Provided entries =>
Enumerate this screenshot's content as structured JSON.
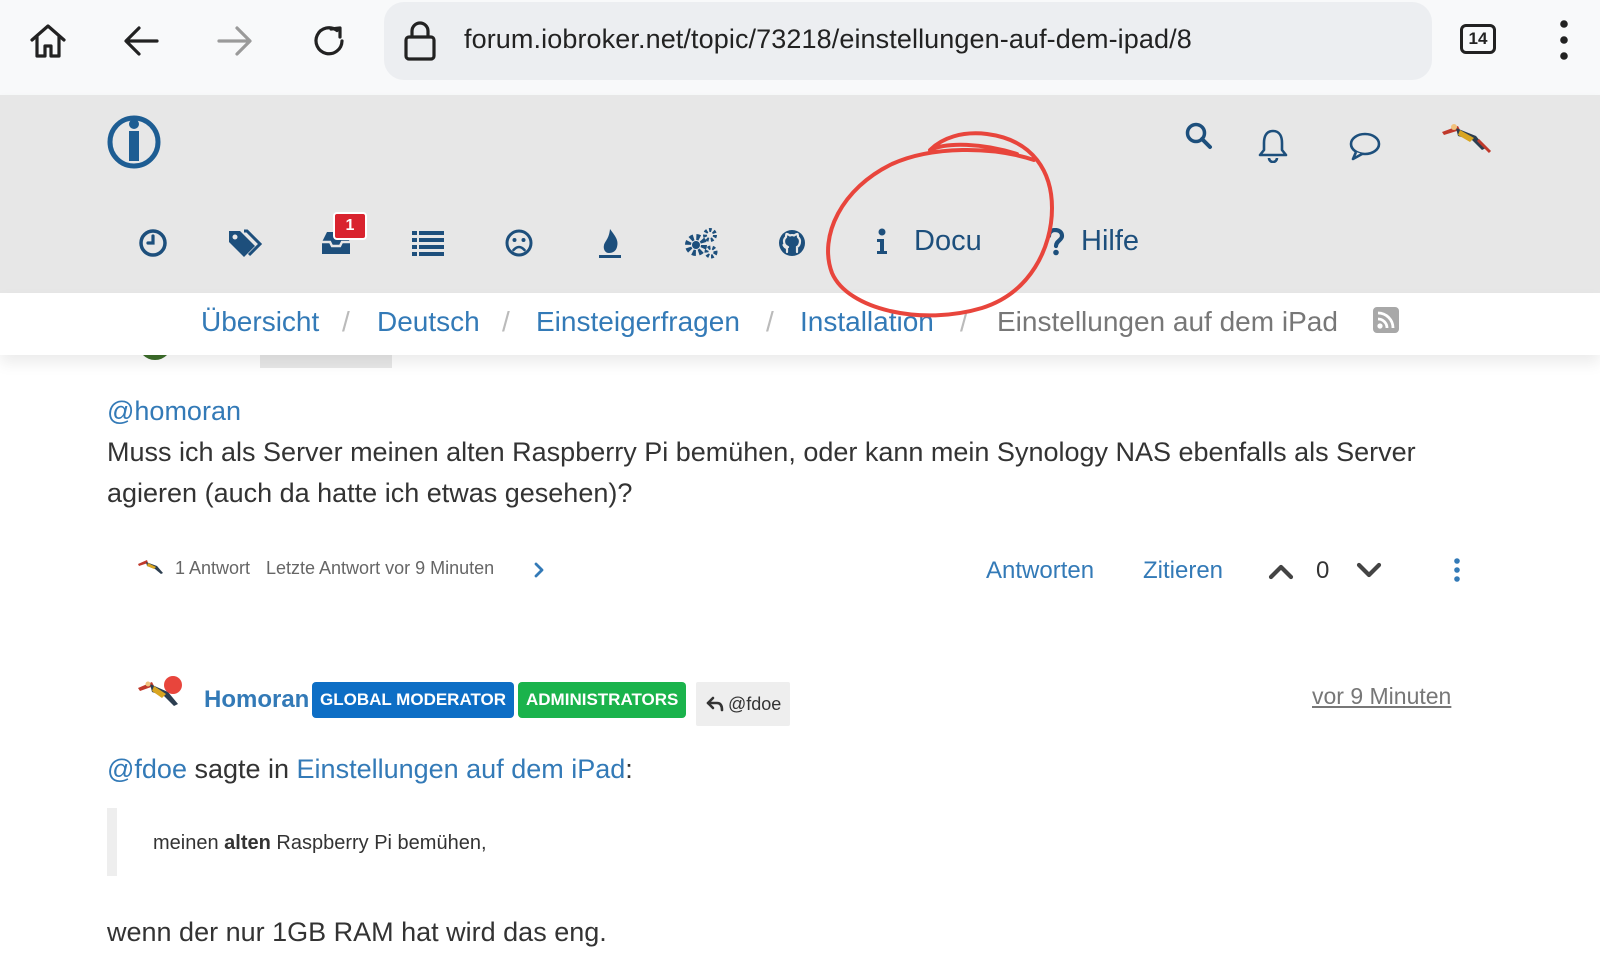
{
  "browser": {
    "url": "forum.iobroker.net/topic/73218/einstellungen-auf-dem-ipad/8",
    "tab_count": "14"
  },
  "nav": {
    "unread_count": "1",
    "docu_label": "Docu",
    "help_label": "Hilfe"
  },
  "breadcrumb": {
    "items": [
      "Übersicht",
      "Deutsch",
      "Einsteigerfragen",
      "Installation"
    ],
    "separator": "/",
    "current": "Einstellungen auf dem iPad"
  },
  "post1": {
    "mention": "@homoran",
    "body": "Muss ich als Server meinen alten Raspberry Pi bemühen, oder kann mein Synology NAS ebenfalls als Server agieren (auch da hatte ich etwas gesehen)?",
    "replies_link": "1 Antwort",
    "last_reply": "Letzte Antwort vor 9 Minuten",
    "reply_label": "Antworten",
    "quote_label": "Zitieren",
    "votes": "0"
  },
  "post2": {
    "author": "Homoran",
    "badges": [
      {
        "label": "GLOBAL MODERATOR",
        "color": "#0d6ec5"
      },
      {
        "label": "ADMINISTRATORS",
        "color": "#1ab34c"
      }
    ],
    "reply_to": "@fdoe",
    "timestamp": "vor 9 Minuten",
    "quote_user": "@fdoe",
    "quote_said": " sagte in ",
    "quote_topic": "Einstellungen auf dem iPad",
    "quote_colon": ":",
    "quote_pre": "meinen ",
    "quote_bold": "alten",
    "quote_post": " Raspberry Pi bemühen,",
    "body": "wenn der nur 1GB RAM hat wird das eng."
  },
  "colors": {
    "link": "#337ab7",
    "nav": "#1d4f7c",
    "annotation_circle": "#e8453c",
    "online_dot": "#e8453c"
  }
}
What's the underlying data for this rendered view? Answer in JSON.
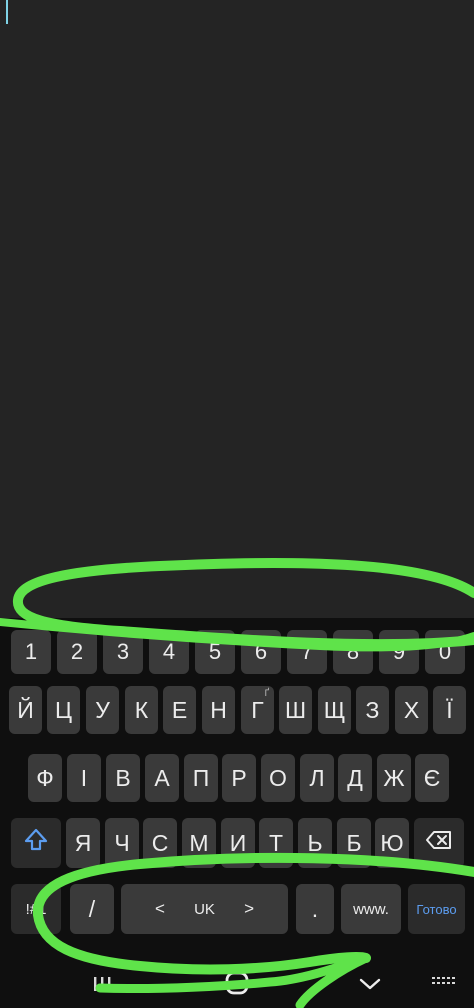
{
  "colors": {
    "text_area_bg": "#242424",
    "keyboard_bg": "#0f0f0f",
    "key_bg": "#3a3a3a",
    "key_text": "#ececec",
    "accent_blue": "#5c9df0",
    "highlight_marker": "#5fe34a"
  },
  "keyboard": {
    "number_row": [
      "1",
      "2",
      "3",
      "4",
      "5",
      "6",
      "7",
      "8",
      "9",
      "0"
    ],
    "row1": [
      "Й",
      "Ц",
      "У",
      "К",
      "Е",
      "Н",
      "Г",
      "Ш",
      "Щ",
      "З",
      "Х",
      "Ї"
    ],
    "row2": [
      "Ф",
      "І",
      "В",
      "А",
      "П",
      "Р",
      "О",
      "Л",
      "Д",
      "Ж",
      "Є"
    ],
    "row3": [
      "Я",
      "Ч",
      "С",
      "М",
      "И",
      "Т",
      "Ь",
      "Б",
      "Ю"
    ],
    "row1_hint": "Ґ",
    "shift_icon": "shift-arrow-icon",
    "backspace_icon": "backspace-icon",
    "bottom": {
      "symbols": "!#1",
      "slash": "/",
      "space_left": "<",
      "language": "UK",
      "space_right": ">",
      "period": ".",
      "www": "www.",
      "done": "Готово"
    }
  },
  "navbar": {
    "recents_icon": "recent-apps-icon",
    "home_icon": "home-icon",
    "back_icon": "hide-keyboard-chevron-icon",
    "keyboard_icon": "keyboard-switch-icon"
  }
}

Task to carry out => Search the preceding listing for "this" and extract every line where it is found.

Full answer =>
Enumerate this screenshot's content as structured JSON.
What's the underlying data for this rendered view? Answer in JSON.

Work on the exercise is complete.